**What is asked**
Without the pictures, copy the entries below word for word.
##### Data shown #####
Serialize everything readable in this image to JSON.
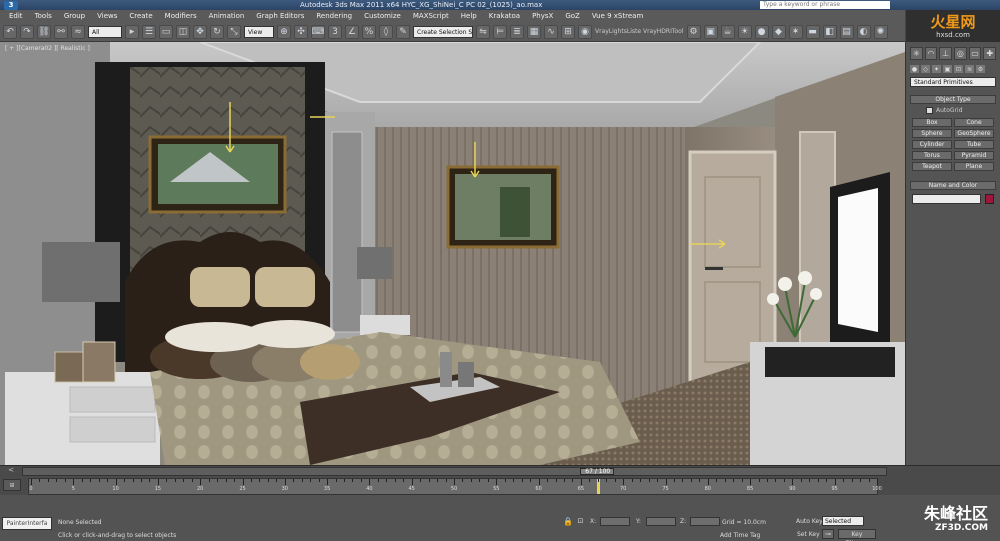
{
  "window": {
    "title": "Autodesk 3ds Max   2011 x64      HYC_XG_ShiNei_C PC 02_(1025)_ao.max",
    "search_placeholder": "Type a keyword or phrase"
  },
  "menu": [
    "Edit",
    "Tools",
    "Group",
    "Views",
    "Create",
    "Modifiers",
    "Animation",
    "Graph Editors",
    "Rendering",
    "Customize",
    "MAXScript",
    "Help",
    "Krakatoa",
    "PhysX",
    "GoZ",
    "Vue 9 xStream"
  ],
  "toolbar": {
    "filter_select": "All",
    "coord_select": "View",
    "selection_set": "Create Selection Se",
    "vray_text": "VrayLightsListe VrayHDRITool"
  },
  "brand": {
    "cn": "火星网",
    "url": "hxsd.com"
  },
  "viewport": {
    "label": "[ + ][Camera02 ][ Realistic ]"
  },
  "command_panel": {
    "category": "Standard Primitives",
    "object_type_title": "Object Type",
    "autogrid_label": "AutoGrid",
    "buttons": [
      "Box",
      "Cone",
      "Sphere",
      "GeoSphere",
      "Cylinder",
      "Tube",
      "Torus",
      "Pyramid",
      "Teapot",
      "Plane"
    ],
    "name_color_title": "Name and Color",
    "object_color": "#a0153c"
  },
  "timeline": {
    "frame_counter": "67 / 100",
    "ticks": [
      "0",
      "5",
      "10",
      "15",
      "20",
      "25",
      "30",
      "35",
      "40",
      "45",
      "50",
      "55",
      "60",
      "65",
      "70",
      "75",
      "80",
      "85",
      "90",
      "95",
      "100"
    ],
    "current_frame": 67,
    "total_frames": 100
  },
  "status": {
    "maxscript_label": "PainterInterfa",
    "selection": "None Selected",
    "prompt": "Click or click-and-drag to select objects",
    "x_label": "X:",
    "y_label": "Y:",
    "z_label": "Z:",
    "grid": "Grid = 10.0cm",
    "add_time_tag": "Add Time Tag",
    "auto_key": "Auto Key",
    "selected_option": "Selected",
    "set_key": "Set Key",
    "key_filters": "Key Filters..."
  },
  "watermark": {
    "cn": "朱峰社区",
    "url": "ZF3D.COM"
  }
}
#####
**Expected answer**
Serialize everything readable in this image to JSON.
{
  "window": {
    "title": "Autodesk 3ds Max   2011 x64      HYC_XG_ShiNei_C PC 02_(1025)_ao.max",
    "search_placeholder": "Type a keyword or phrase"
  },
  "menu": [
    "Edit",
    "Tools",
    "Group",
    "Views",
    "Create",
    "Modifiers",
    "Animation",
    "Graph Editors",
    "Rendering",
    "Customize",
    "MAXScript",
    "Help",
    "Krakatoa",
    "PhysX",
    "GoZ",
    "Vue 9 xStream"
  ],
  "toolbar": {
    "filter_select": "All",
    "coord_select": "View",
    "selection_set": "Create Selection Se",
    "vray_text": "VrayLightsListe VrayHDRITool"
  },
  "brand": {
    "cn": "火星网",
    "url": "hxsd.com"
  },
  "viewport": {
    "label": "[ + ][Camera02 ][ Realistic ]"
  },
  "command_panel": {
    "category": "Standard Primitives",
    "object_type_title": "Object Type",
    "autogrid_label": "AutoGrid",
    "buttons": [
      "Box",
      "Cone",
      "Sphere",
      "GeoSphere",
      "Cylinder",
      "Tube",
      "Torus",
      "Pyramid",
      "Teapot",
      "Plane"
    ],
    "name_color_title": "Name and Color",
    "object_color": "#a0153c"
  },
  "timeline": {
    "frame_counter": "67 / 100",
    "ticks": [
      "0",
      "5",
      "10",
      "15",
      "20",
      "25",
      "30",
      "35",
      "40",
      "45",
      "50",
      "55",
      "60",
      "65",
      "70",
      "75",
      "80",
      "85",
      "90",
      "95",
      "100"
    ],
    "current_frame": 67,
    "total_frames": 100
  },
  "status": {
    "maxscript_label": "PainterInterfa",
    "selection": "None Selected",
    "prompt": "Click or click-and-drag to select objects",
    "x_label": "X:",
    "y_label": "Y:",
    "z_label": "Z:",
    "grid": "Grid = 10.0cm",
    "add_time_tag": "Add Time Tag",
    "auto_key": "Auto Key",
    "selected_option": "Selected",
    "set_key": "Set Key",
    "key_filters": "Key Filters..."
  },
  "watermark": {
    "cn": "朱峰社区",
    "url": "ZF3D.COM"
  }
}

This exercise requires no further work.